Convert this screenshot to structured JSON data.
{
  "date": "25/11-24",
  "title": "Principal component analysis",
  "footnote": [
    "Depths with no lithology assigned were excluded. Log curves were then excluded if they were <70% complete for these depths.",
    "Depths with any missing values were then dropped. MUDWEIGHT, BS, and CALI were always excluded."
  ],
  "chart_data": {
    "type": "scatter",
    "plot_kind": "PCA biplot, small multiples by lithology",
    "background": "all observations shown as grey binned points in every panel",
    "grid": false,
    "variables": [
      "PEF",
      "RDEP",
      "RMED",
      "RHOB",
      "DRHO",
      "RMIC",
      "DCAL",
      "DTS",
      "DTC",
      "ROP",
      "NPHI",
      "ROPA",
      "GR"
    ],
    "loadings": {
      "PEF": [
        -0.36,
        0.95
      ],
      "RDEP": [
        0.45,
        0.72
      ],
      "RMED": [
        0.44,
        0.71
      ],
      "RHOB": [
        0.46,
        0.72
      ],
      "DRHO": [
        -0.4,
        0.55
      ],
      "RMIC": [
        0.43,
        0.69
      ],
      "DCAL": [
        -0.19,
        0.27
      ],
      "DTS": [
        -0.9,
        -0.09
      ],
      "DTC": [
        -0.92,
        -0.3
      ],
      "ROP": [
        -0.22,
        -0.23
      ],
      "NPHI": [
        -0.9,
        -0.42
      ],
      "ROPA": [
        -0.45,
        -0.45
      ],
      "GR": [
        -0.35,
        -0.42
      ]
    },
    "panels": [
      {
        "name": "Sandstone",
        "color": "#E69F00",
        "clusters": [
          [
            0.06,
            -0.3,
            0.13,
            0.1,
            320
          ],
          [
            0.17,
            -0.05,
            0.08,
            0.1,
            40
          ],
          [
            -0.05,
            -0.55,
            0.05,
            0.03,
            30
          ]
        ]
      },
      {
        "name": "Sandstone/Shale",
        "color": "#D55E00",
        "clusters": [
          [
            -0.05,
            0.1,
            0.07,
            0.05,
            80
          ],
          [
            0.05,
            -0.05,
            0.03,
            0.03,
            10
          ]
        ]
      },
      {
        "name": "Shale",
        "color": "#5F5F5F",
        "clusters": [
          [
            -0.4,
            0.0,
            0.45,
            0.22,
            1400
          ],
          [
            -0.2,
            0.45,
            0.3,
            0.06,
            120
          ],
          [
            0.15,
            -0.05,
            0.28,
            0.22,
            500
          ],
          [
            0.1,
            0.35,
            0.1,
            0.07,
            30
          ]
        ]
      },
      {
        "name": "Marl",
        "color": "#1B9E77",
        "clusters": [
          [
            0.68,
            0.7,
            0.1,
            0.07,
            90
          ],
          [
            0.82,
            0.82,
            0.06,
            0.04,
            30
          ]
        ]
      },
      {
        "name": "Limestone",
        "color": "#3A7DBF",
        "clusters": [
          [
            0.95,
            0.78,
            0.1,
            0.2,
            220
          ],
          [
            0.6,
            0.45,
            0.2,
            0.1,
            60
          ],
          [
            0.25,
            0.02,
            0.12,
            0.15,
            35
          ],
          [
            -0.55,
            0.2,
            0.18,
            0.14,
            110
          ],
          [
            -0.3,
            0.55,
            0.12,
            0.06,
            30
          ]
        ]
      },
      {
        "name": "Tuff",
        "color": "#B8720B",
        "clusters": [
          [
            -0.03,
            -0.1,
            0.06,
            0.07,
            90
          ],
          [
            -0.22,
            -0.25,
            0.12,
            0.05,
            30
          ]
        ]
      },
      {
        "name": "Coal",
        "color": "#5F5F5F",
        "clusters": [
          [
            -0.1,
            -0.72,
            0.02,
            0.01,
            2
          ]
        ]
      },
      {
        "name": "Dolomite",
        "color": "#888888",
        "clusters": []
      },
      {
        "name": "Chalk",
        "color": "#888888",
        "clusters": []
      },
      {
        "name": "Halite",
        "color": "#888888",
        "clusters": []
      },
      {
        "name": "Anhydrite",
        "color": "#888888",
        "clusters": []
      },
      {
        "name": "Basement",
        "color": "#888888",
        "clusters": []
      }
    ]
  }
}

Written exercise:
Exactly as shown, repeat every record.

Exercise result:
Convert this screenshot to structured JSON data.
{
  "date": "25/11-24",
  "title": "Principal component analysis",
  "footnote": [
    "Depths with no lithology assigned were excluded. Log curves were then excluded if they were <70% complete for these depths.",
    "Depths with any missing values were then dropped. MUDWEIGHT, BS, and CALI were always excluded."
  ],
  "chart_data": {
    "type": "scatter",
    "plot_kind": "PCA biplot, small multiples by lithology",
    "background": "all observations shown as grey binned points in every panel",
    "grid": false,
    "variables": [
      "PEF",
      "RDEP",
      "RMED",
      "RHOB",
      "DRHO",
      "RMIC",
      "DCAL",
      "DTS",
      "DTC",
      "ROP",
      "NPHI",
      "ROPA",
      "GR"
    ],
    "loadings": {
      "PEF": [
        -0.36,
        0.95
      ],
      "RDEP": [
        0.45,
        0.72
      ],
      "RMED": [
        0.44,
        0.71
      ],
      "RHOB": [
        0.46,
        0.72
      ],
      "DRHO": [
        -0.4,
        0.55
      ],
      "RMIC": [
        0.43,
        0.69
      ],
      "DCAL": [
        -0.19,
        0.27
      ],
      "DTS": [
        -0.9,
        -0.09
      ],
      "DTC": [
        -0.92,
        -0.3
      ],
      "ROP": [
        -0.22,
        -0.23
      ],
      "NPHI": [
        -0.9,
        -0.42
      ],
      "ROPA": [
        -0.45,
        -0.45
      ],
      "GR": [
        -0.35,
        -0.42
      ]
    },
    "panels": [
      {
        "name": "Sandstone",
        "color": "#E69F00",
        "clusters": [
          [
            0.06,
            -0.3,
            0.13,
            0.1,
            320
          ],
          [
            0.17,
            -0.05,
            0.08,
            0.1,
            40
          ],
          [
            -0.05,
            -0.55,
            0.05,
            0.03,
            30
          ]
        ]
      },
      {
        "name": "Sandstone/Shale",
        "color": "#D55E00",
        "clusters": [
          [
            -0.05,
            0.1,
            0.07,
            0.05,
            80
          ],
          [
            0.05,
            -0.05,
            0.03,
            0.03,
            10
          ]
        ]
      },
      {
        "name": "Shale",
        "color": "#5F5F5F",
        "clusters": [
          [
            -0.4,
            0.0,
            0.45,
            0.22,
            1400
          ],
          [
            -0.2,
            0.45,
            0.3,
            0.06,
            120
          ],
          [
            0.15,
            -0.05,
            0.28,
            0.22,
            500
          ],
          [
            0.1,
            0.35,
            0.1,
            0.07,
            30
          ]
        ]
      },
      {
        "name": "Marl",
        "color": "#1B9E77",
        "clusters": [
          [
            0.68,
            0.7,
            0.1,
            0.07,
            90
          ],
          [
            0.82,
            0.82,
            0.06,
            0.04,
            30
          ]
        ]
      },
      {
        "name": "Limestone",
        "color": "#3A7DBF",
        "clusters": [
          [
            0.95,
            0.78,
            0.1,
            0.2,
            220
          ],
          [
            0.6,
            0.45,
            0.2,
            0.1,
            60
          ],
          [
            0.25,
            0.02,
            0.12,
            0.15,
            35
          ],
          [
            -0.55,
            0.2,
            0.18,
            0.14,
            110
          ],
          [
            -0.3,
            0.55,
            0.12,
            0.06,
            30
          ]
        ]
      },
      {
        "name": "Tuff",
        "color": "#B8720B",
        "clusters": [
          [
            -0.03,
            -0.1,
            0.06,
            0.07,
            90
          ],
          [
            -0.22,
            -0.25,
            0.12,
            0.05,
            30
          ]
        ]
      },
      {
        "name": "Coal",
        "color": "#5F5F5F",
        "clusters": [
          [
            -0.1,
            -0.72,
            0.02,
            0.01,
            2
          ]
        ]
      },
      {
        "name": "Dolomite",
        "color": "#888888",
        "clusters": []
      },
      {
        "name": "Chalk",
        "color": "#888888",
        "clusters": []
      },
      {
        "name": "Halite",
        "color": "#888888",
        "clusters": []
      },
      {
        "name": "Anhydrite",
        "color": "#888888",
        "clusters": []
      },
      {
        "name": "Basement",
        "color": "#888888",
        "clusters": []
      }
    ]
  }
}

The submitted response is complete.